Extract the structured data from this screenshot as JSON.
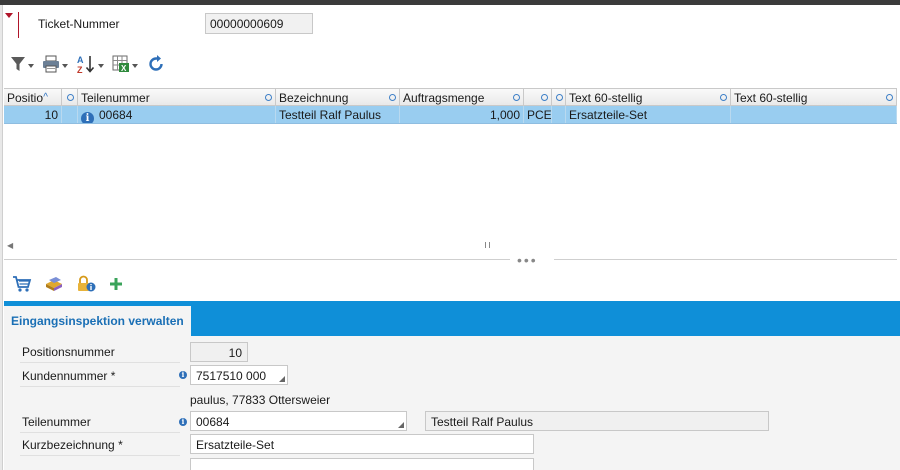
{
  "header": {
    "ticket_label": "Ticket-Nummer",
    "ticket_value": "00000000609"
  },
  "toolbar": {
    "items": [
      "filter-icon",
      "print-icon",
      "sort-az-icon",
      "export-excel-icon",
      "refresh-icon"
    ]
  },
  "grid": {
    "columns": [
      "Positio",
      "",
      "Teilenummer",
      "Bezeichnung",
      "Auftragsmenge",
      "",
      "",
      "Text 60-stellig",
      "Text 60-stellig"
    ],
    "rows": [
      {
        "position": "10",
        "teilenummer": "00684",
        "bezeichnung": "Testteil Ralf Paulus",
        "auftragsmenge": "1,000",
        "einheit": "PCE",
        "flag": "",
        "text1": "Ersatzteile-Set",
        "text2": ""
      }
    ]
  },
  "bottom_toolbar": {
    "items": [
      "cart-icon",
      "parts-box-icon",
      "lock-info-icon",
      "add-icon"
    ]
  },
  "tab": {
    "active_label": "Eingangsinspektion verwalten"
  },
  "form": {
    "positionsnummer_label": "Positionsnummer",
    "positionsnummer_value": "10",
    "kundennummer_label": "Kundennummer *",
    "kundennummer_value": "7517510 000",
    "kunde_address": "paulus, 77833 Ottersweier",
    "teilenummer_label": "Teilenummer",
    "teilenummer_value": "00684",
    "teilenummer_desc": "Testteil Ralf Paulus",
    "kurzbezeichnung_label": "Kurzbezeichnung *",
    "kurzbezeichnung_value": "Ersatzteile-Set",
    "extra_value": ""
  },
  "colors": {
    "accent": "#0f8fd8",
    "selected_row": "#99cdf0",
    "marker": "#b0152a"
  }
}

____

→ Instructions to follow
Work out how many lines in the records above contain the word "Testteil", and reply with that number alone.

→ Result
2